#### Opdracht 1:
Geef de vermeldingen vanaf de regel met "cell-seq: 44 — [163, 1043, 261, 1101]" tot en met de regel met "cell-seq: 34 — [163, 473, 261, 531]" opnieuw, hernoem daarin "cell-num2" naar "cell-count" en laat de rest ongewijzigd.

#### Aangeleverd fragment:
══════════════════════════════
De werkgever dient – voordat hij een werknemer ontslaat – te kijken of deze kan worden herplaatst binnen het bedrijf. Door de Wet werk en zekerheid heeft deze verplichting een prominentere plaats gekregen in de rechtspraak. In zijn noot voor het tijdschrift Jurisprudentie Arbeidsrecht (JAR) legt mr. Jan Dop uit wanneer de werkgever aan de herplaatsingsverplichting heeft voldaan en wanneer niet.
Met de invoering van de WWZ heeft de herplaatsingsverplichting in artikel 7:669 BW een wettelijke basis en daarmee een prominentere plaats gekregen. Iedere opzegging van de arbeidsovereenkomst dient volgens art. 7:669 lid 1 BW aan twee hoofdcriteria te worden getoetst: (1) is er een redelijke grond? en (2) is herplaatsing niet meer mogelijk of ligt dit niet in de rede? Een toelichting op de herplaatsingsplicht is gegeven in de artikelen 9 en 10 van de Ontslagregeling. In het navolgende ga ik nader in op de uitwerking van de herplaatsingsplicht onder de WWZ aan de hand van de recente rechtspraak.
Indien er een redelijke grond is voor opzegging, moet onderzocht worden of herplaatsing in de rede ligt. Dat is niet het geval wanneer sprake is van verwijtbaar handelen of nalaten van de werknemer als bedoeld in 7:669 lid 3 sub e BW (onder andere Ktr. Den Haag 4 januari 2016, ECLI:NL:RBDHA:2016:71). Ook bij een verstoorde arbeidsverhouding tussen de werkgever en de werknemer kan herplaatsing niet in de rede liggen. Bijvoorbeeld wanneer de werknemer debet is aan de verstoorde relatie (Ktr. Leeuwarden 16 maart 2016, ECLI:NL:RBNNE:2016:1126) of in geval van een beperkte omvang van het personeelsbestand (Ktr. Almelo 14 maart 2016, ECLI:NL:RBOVE:2016:882). Gaat het om een grote werkgever dan hoeft een verstoorde arbeidsverhouding, zeker tussen werknemers onderling, niet aan herplaatsing in de weg te staan en ligt over(her)plaatsing als oplossing juist voor de hand (Ktr. Utrecht 21 december 2015, «JAR» 2016/26 m.nt. L.B. de Graaf).
══════════════════════════════
#### Opdracht 2:
Waarom heeft de herplaatsingsverplichting volgens de tekst over de herplaatsingsplicht een prominentere plaats gekregen?

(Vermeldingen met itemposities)
══════════════════════════════
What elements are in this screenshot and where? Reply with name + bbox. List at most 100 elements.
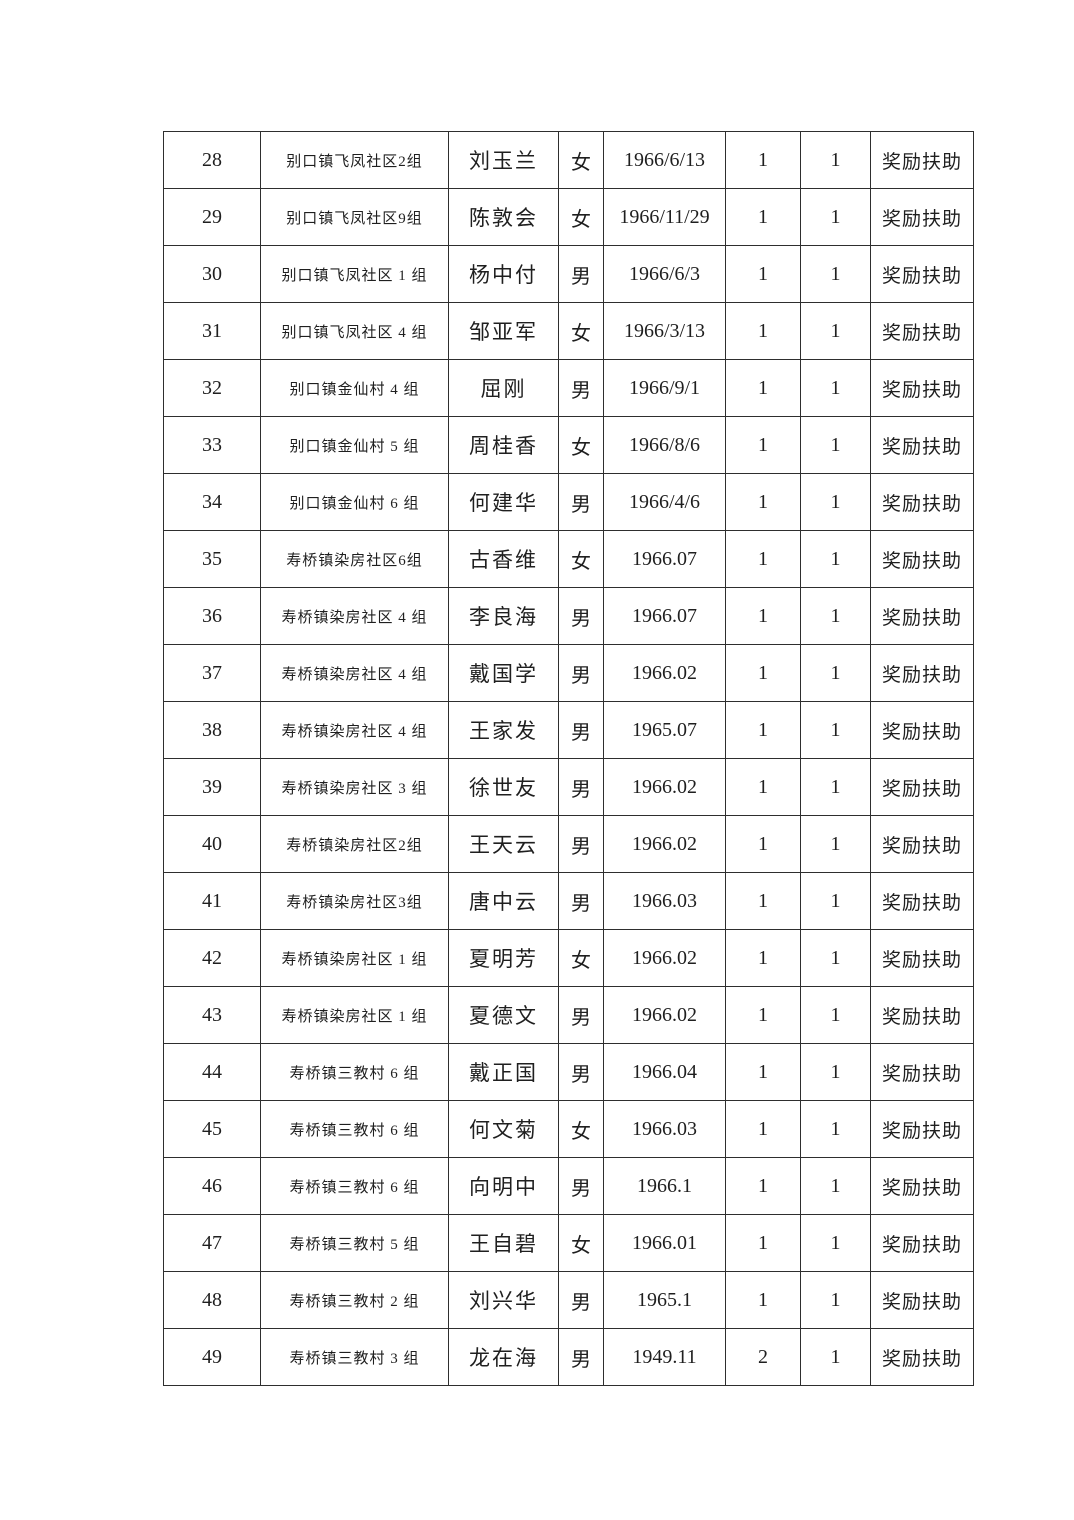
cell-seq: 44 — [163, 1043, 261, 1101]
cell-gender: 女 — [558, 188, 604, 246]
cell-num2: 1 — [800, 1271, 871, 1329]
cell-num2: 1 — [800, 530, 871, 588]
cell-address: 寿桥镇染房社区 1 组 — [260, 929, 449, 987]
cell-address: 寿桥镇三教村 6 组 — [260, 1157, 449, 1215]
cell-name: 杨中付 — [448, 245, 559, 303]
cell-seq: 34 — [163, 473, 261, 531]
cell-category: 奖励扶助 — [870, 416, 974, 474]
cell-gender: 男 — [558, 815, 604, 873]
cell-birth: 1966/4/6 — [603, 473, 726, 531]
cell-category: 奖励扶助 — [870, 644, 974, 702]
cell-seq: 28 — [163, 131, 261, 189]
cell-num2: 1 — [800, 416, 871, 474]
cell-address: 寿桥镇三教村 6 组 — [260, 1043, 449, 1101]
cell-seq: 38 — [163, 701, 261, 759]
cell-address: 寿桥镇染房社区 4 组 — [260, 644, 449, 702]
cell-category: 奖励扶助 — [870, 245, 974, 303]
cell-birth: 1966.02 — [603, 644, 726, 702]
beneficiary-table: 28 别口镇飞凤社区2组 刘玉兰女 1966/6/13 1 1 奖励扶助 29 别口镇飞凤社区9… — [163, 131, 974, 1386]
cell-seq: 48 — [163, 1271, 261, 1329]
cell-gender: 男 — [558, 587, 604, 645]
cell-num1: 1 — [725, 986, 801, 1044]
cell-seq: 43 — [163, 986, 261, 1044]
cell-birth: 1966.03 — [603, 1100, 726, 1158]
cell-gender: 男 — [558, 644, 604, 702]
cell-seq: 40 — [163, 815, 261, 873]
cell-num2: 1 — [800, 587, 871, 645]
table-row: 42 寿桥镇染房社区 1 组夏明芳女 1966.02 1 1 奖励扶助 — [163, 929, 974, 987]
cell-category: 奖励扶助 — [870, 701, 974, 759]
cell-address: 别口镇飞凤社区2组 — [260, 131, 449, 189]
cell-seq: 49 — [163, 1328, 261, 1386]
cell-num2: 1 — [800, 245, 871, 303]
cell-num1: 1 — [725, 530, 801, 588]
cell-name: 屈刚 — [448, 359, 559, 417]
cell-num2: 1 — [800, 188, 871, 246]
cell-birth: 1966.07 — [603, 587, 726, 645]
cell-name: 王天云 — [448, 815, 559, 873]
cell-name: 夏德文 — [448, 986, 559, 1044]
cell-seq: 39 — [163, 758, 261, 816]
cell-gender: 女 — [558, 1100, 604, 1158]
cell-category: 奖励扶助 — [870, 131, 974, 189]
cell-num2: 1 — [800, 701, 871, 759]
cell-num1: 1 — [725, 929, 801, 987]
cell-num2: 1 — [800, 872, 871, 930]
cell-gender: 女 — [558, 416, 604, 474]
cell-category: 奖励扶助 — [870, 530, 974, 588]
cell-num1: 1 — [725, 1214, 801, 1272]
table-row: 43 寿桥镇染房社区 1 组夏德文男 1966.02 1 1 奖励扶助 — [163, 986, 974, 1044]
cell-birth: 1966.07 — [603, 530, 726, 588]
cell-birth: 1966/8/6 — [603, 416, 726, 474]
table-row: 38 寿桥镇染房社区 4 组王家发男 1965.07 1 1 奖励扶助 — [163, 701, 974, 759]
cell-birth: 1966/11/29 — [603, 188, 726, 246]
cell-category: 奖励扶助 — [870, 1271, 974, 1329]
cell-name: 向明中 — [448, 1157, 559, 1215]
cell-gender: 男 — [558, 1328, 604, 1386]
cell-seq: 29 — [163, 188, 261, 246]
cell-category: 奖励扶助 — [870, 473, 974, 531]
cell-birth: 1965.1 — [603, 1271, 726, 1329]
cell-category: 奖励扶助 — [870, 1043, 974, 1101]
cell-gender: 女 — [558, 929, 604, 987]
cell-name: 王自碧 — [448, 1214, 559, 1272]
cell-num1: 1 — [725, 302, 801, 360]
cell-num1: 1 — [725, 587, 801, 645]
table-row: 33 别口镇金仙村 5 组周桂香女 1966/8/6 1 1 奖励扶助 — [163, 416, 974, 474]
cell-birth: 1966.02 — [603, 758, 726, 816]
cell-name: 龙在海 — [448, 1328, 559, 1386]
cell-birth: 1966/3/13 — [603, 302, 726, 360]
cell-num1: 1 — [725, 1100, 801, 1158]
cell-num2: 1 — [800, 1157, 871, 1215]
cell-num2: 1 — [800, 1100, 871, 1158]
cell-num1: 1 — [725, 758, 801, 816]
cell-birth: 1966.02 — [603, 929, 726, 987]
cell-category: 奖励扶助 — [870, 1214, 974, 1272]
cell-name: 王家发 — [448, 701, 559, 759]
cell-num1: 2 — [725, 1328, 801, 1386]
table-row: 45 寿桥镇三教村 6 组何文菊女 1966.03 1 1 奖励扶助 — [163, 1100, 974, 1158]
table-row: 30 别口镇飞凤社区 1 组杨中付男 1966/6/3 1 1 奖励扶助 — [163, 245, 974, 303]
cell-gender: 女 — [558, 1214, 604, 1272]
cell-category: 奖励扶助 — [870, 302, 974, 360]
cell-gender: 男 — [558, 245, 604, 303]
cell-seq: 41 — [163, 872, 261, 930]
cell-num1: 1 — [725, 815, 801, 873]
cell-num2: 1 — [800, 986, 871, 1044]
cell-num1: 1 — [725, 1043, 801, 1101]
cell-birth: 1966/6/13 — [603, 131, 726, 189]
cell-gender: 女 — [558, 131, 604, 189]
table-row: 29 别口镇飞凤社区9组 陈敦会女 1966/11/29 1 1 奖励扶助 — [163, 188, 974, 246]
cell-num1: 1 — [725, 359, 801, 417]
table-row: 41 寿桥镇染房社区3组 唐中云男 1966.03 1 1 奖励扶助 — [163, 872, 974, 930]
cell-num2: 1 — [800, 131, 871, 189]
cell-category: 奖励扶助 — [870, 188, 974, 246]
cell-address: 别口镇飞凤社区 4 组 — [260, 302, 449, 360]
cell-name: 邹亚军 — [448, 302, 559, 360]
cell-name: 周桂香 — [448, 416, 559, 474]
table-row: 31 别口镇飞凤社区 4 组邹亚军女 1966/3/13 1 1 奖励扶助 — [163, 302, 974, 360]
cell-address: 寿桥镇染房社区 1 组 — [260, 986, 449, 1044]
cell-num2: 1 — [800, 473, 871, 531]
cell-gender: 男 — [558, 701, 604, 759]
══════════════════════════════
#### Resultaat 1:
cell-seq: 44 — [163, 1043, 261, 1101]
cell-gender: 女 — [558, 188, 604, 246]
cell-count: 1 — [800, 1271, 871, 1329]
cell-count: 1 — [800, 530, 871, 588]
cell-address: 寿桥镇染房社区 1 组 — [260, 929, 449, 987]
cell-address: 寿桥镇三教村 6 组 — [260, 1157, 449, 1215]
cell-name: 杨中付 — [448, 245, 559, 303]
cell-seq: 34 — [163, 473, 261, 531]

#### Resultaat 2:
Met de invoering van de Wet werk en zekerheid (WWZ) kreeg de herplaatsingsverplichting een wettelijke basis in artikel 7:669 BW. Daardoor heeft ze een prominentere plaats gekregen, ook in de rechtspraak.